[Research] CI Workflow Optimization

## CI Workflow Optimization Research

**Research date:** 2026-04-04  
**Baseline CI time:** ~25 minutes (latest successful run: 23985278088)  
**Target CI time:** ~6-9 minutes (70-80% reduction)

This issue consolidates research on CI workflow optimization opportunities for tokmd, building on the testing infrastructure improvements in #915. It analyzes the current state, identifies bottlenecks, and provides concrete recommendations with migration strategies.

---

## Current State Analysis

### CI Workflow Structure (`.github/workflows/ci.yml`)

**15+ jobs running in parallel/concurrent:**

| Job | Platform | Duration* | Purpose |
|-----|----------|-----------|---------|
| MSRV Check | ubuntu-latest | ~1m | Minimum Rust version compatibility |
| Build & Test | ubuntu-latest | ~9.5m | Build & test all features |
| Build & Test | windows-latest | ~24.8m | Build & test all features |
| Build & Test | macos-latest | ~9.3m | Build & test all features (push only) |
| Feature Boundaries | ubuntu-latest | ~1.2m | Feature flag boundary tests |
| Wasm Compile & Test | ubuntu-latest | ~2.9m | WASM compilation and tests |
| Quality Gate | ubuntu-latest | ~6.7m | Clippy + fmt checks |
| Cargo Deny | ubuntu-latest | ~15s | Dependency security checks |
| Typos | ubuntu-latest | ~5s | Typos linting |
| Proptest Smoke | ubuntu-latest | ~1.7m | Property tests (reduced iterations) |
| Publish Plan | ubuntu-latest | ~35s | Verify publish plan |
| Version consistency | ubuntu-latest | ~27s | Check version alignment |
| Docs Check | ubuntu-latest | ~1m | Documentation drift check |
| Nix PR Package Gate | ubuntu-latest | ~6.1m | Nix flake verification |
| Mutation Testing | ubuntu-latest | N/A | PR-scoped mutation tests |

\*Durations from latest successful run (2026-04-04)

**List of tasks**.
- a) Answer these questions from the CI workflow research, one line per answer, marked (i), (ii), (iii) to match.
(i) What is the baseline CI time?
(ii) How long does the Build & Test job on windows-latest take?
(iii) What is the purpose of the Cargo Deny job?
- b) For each statement, say yes or no according to the CI workflow research, and quote the words that decide it.
(i) The target CI time is about 6 to 9 minutes.
(ii) The macOS Build & Test job runs on pull requests as well as pushes.
(iii) The Quality Gate job takes about 1.2 minutes.
- c) Extract word for word the passage of the CI workflow research that begins at the words "[Research] CI Workflow" and stops after "with migration strategies.".

**Supplied material**.
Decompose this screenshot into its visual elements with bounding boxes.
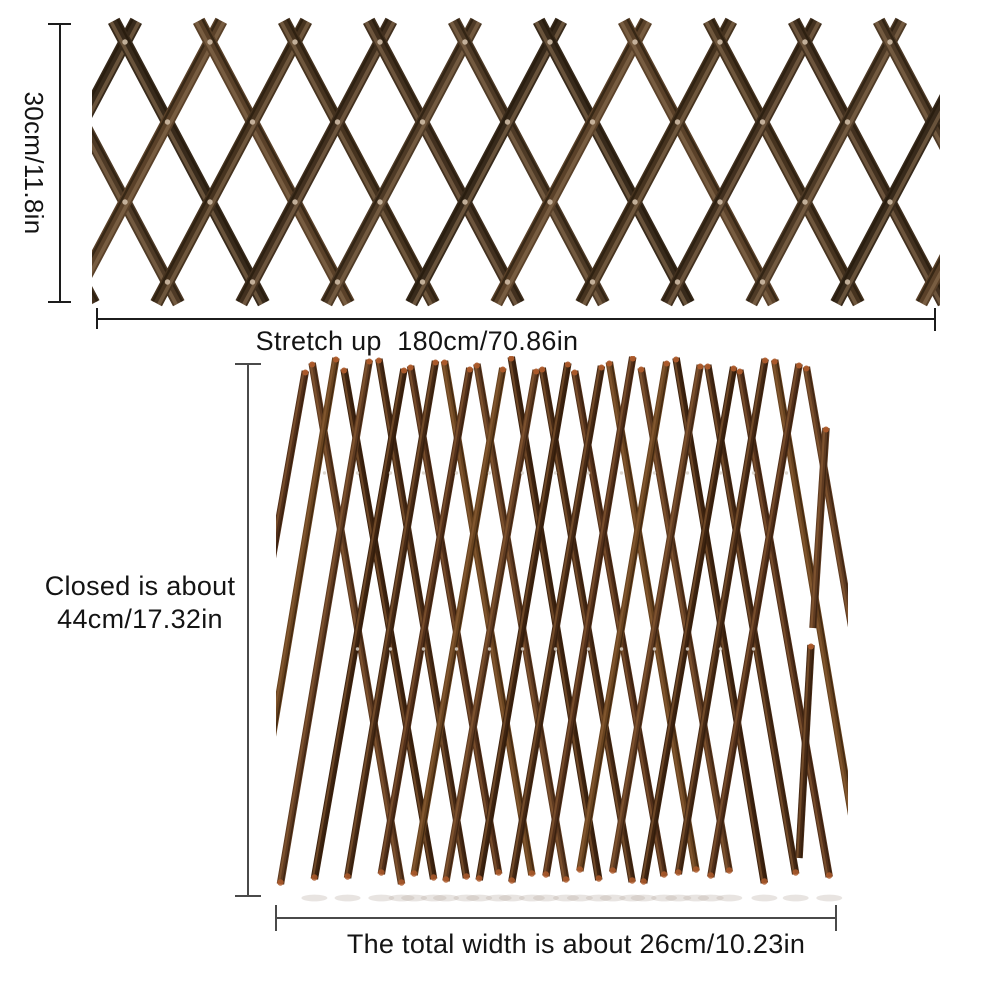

**Exercise responses**.
- a)
(i) About 25 minutes.
(ii) About 24.8 minutes.
(iii) Dependency security checks.

- b)
(i) Yes: "**Target CI time:** ~6-9 minutes (70-80% reduction)"
(ii) No: "Build & test all features (push only)"
(iii) No: "| Quality Gate | ubuntu-latest | ~6.7m | Clippy + fmt checks |"

- c)
[Research] CI Workflow Optimization

## CI Workflow Optimization Research

**Research date:** 2026-04-04  
**Baseline CI time:** ~25 minutes (latest successful run: 23985278088)  
**Target CI time:** ~6-9 minutes (70-80% reduction)

This issue consolidates research on CI workflow optimization opportunities for tokmd, building on the testing infrastructure improvements in #915. It analyzes the current state, identifies bottlenecks, and provides concrete recommendations with migration strategies.